■ **GIVEN REQUEST**: Look for the word "title" in the entries below, then copy every line that has it.
..............................
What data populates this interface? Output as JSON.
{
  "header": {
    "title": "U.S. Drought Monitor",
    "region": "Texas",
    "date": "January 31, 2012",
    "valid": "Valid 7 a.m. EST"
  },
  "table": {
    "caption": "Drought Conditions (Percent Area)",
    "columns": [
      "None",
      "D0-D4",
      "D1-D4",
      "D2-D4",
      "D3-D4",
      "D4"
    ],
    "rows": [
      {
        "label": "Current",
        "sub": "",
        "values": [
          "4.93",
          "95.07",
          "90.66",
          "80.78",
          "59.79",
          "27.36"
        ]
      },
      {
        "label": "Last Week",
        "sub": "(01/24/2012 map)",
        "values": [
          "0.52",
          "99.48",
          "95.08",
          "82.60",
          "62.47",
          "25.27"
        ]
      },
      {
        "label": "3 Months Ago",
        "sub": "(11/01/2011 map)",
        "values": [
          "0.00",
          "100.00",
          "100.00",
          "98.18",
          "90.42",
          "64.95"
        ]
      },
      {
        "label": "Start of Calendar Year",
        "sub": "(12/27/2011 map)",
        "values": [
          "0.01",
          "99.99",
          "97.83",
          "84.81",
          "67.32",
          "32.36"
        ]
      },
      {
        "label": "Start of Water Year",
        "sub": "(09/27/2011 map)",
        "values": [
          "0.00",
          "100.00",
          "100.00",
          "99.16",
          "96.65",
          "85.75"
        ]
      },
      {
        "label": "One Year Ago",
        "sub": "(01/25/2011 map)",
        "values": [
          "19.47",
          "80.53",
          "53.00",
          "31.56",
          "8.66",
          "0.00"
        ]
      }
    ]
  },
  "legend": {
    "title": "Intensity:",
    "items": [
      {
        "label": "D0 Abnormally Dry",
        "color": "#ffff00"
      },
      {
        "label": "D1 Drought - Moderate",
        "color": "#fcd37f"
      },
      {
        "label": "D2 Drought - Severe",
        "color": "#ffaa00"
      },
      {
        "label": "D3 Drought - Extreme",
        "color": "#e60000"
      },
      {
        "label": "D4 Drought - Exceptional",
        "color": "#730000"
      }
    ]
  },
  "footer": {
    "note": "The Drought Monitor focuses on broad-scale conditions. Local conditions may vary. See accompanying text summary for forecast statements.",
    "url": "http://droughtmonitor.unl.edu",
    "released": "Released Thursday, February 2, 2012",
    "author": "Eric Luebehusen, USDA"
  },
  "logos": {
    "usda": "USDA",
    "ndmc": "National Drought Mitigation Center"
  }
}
..............................
■ **EXPECTED ANSWER**:
    "title": "U.S. Drought Monitor",
    "title": "Intensity:",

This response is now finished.